Structured figure records
--- BEGIN ---

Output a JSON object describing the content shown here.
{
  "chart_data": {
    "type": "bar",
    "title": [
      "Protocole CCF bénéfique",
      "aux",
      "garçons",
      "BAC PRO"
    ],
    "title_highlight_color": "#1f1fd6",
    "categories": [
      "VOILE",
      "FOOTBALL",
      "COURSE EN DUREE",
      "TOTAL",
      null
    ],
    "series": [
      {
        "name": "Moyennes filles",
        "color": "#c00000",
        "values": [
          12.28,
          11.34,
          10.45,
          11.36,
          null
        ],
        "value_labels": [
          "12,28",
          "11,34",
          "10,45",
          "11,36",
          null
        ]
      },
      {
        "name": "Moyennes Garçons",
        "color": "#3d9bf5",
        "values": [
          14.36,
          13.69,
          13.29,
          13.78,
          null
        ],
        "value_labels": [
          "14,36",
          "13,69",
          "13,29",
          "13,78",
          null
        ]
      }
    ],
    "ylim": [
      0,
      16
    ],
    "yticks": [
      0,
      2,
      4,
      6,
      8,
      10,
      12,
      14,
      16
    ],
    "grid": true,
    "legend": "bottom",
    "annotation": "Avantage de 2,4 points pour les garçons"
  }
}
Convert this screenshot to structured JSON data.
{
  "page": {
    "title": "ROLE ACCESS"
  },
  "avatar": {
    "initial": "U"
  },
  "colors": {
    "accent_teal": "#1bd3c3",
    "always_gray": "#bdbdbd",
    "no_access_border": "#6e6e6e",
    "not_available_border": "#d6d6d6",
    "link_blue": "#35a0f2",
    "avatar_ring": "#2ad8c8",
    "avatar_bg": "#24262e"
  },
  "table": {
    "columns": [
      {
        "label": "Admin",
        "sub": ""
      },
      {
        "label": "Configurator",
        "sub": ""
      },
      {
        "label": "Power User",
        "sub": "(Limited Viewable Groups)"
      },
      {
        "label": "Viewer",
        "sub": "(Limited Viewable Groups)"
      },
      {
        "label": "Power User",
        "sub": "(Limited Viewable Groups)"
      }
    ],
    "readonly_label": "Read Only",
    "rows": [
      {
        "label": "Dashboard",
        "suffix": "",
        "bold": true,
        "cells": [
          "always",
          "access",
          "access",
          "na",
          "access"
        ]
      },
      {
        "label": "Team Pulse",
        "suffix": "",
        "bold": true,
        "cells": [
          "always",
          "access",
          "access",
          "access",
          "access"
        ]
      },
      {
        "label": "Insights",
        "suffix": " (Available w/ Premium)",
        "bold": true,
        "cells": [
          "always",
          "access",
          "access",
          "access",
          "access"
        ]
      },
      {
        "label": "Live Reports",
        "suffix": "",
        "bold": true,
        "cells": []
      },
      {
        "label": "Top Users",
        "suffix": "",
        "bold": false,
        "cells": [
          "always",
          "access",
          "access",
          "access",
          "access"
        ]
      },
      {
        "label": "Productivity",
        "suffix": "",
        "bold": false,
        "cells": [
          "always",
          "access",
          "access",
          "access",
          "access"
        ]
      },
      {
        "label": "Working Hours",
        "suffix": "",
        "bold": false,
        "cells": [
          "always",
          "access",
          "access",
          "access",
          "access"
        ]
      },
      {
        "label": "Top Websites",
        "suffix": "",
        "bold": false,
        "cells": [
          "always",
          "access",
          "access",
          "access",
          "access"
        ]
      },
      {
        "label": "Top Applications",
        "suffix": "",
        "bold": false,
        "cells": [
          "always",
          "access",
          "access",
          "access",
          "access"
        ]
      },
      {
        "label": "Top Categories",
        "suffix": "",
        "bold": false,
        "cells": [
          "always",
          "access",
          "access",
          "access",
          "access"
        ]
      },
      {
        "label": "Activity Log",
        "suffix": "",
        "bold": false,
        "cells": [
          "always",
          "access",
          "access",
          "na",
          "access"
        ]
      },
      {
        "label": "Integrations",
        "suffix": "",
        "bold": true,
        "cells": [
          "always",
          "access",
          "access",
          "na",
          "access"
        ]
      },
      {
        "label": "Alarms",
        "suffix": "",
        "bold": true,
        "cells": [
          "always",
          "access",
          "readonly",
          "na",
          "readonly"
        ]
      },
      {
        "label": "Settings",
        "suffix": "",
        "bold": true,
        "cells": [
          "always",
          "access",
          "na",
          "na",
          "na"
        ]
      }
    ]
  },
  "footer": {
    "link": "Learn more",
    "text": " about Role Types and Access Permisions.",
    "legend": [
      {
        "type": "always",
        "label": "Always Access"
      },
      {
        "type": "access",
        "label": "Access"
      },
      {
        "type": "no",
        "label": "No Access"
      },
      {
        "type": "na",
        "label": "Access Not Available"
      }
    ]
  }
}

--- END ---

--- Task prompt ---
Reproduce the data, keeping every line exactly the same.

--- Exercise solution ---
Output a JSON object describing the content shown here.
{
  "chart_data": {
    "type": "bar",
    "title": [
      "Protocole CCF bénéfique",
      "aux",
      "garçons",
      "BAC PRO"
    ],
    "title_highlight_color": "#1f1fd6",
    "categories": [
      "VOILE",
      "FOOTBALL",
      "COURSE EN DUREE",
      "TOTAL",
      null
    ],
    "series": [
      {
        "name": "Moyennes filles",
        "color": "#c00000",
        "values": [
          12.28,
          11.34,
          10.45,
          11.36,
          null
        ],
        "value_labels": [
          "12,28",
          "11,34",
          "10,45",
          "11,36",
          null
        ]
      },
      {
        "name": "Moyennes Garçons",
        "color": "#3d9bf5",
        "values": [
          14.36,
          13.69,
          13.29,
          13.78,
          null
        ],
        "value_labels": [
          "14,36",
          "13,69",
          "13,29",
          "13,78",
          null
        ]
      }
    ],
    "ylim": [
      0,
      16
    ],
    "yticks": [
      0,
      2,
      4,
      6,
      8,
      10,
      12,
      14,
      16
    ],
    "grid": true,
    "legend": "bottom",
    "annotation": "Avantage de 2,4 points pour les garçons"
  }
}
Convert this screenshot to structured JSON data.
{
  "page": {
    "title": "ROLE ACCESS"
  },
  "avatar": {
    "initial": "U"
  },
  "colors": {
    "accent_teal": "#1bd3c3",
    "always_gray": "#bdbdbd",
    "no_access_border": "#6e6e6e",
    "not_available_border": "#d6d6d6",
    "link_blue": "#35a0f2",
    "avatar_ring": "#2ad8c8",
    "avatar_bg": "#24262e"
  },
  "table": {
    "columns": [
      {
        "label": "Admin",
        "sub": ""
      },
      {
        "label": "Configurator",
        "sub": ""
      },
      {
        "label": "Power User",
        "sub": "(Limited Viewable Groups)"
      },
      {
        "label": "Viewer",
        "sub": "(Limited Viewable Groups)"
      },
      {
        "label": "Power User",
        "sub": "(Limited Viewable Groups)"
      }
    ],
    "readonly_label": "Read Only",
    "rows": [
      {
        "label": "Dashboard",
        "suffix": "",
        "bold": true,
        "cells": [
          "always",
          "access",
          "access",
          "na",
          "access"
        ]
      },
      {
        "label": "Team Pulse",
        "suffix": "",
        "bold": true,
        "cells": [
          "always",
          "access",
          "access",
          "access",
          "access"
        ]
      },
      {
        "label": "Insights",
        "suffix": " (Available w/ Premium)",
        "bold": true,
        "cells": [
          "always",
          "access",
          "access",
          "access",
          "access"
        ]
      },
      {
        "label": "Live Reports",
        "suffix": "",
        "bold": true,
        "cells": []
      },
      {
        "label": "Top Users",
        "suffix": "",
        "bold": false,
        "cells": [
          "always",
          "access",
          "access",
          "access",
          "access"
        ]
      },
      {
        "label": "Productivity",
        "suffix": "",
        "bold": false,
        "cells": [
          "always",
          "access",
          "access",
          "access",
          "access"
        ]
      },
      {
        "label": "Working Hours",
        "suffix": "",
        "bold": false,
        "cells": [
          "always",
          "access",
          "access",
          "access",
          "access"
        ]
      },
      {
        "label": "Top Websites",
        "suffix": "",
        "bold": false,
        "cells": [
          "always",
          "access",
          "access",
          "access",
          "access"
        ]
      },
      {
        "label": "Top Applications",
        "suffix": "",
        "bold": false,
        "cells": [
          "always",
          "access",
          "access",
          "access",
          "access"
        ]
      },
      {
        "label": "Top Categories",
        "suffix": "",
        "bold": false,
        "cells": [
          "always",
          "access",
          "access",
          "access",
          "access"
        ]
      },
      {
        "label": "Activity Log",
        "suffix": "",
        "bold": false,
        "cells": [
          "always",
          "access",
          "access",
          "na",
          "access"
        ]
      },
      {
        "label": "Integrations",
        "suffix": "",
        "bold": true,
        "cells": [
          "always",
          "access",
          "access",
          "na",
          "access"
        ]
      },
      {
        "label": "Alarms",
        "suffix": "",
        "bold": true,
        "cells": [
          "always",
          "access",
          "readonly",
          "na",
          "readonly"
        ]
      },
      {
        "label": "Settings",
        "suffix": "",
        "bold": true,
        "cells": [
          "always",
          "access",
          "na",
          "na",
          "na"
        ]
      }
    ]
  },
  "footer": {
    "link": "Learn more",
    "text": " about Role Types and Access Permisions.",
    "legend": [
      {
        "type": "always",
        "label": "Always Access"
      },
      {
        "type": "access",
        "label": "Access"
      },
      {
        "type": "no",
        "label": "No Access"
      },
      {
        "type": "na",
        "label": "Access Not Available"
      }
    ]
  }
}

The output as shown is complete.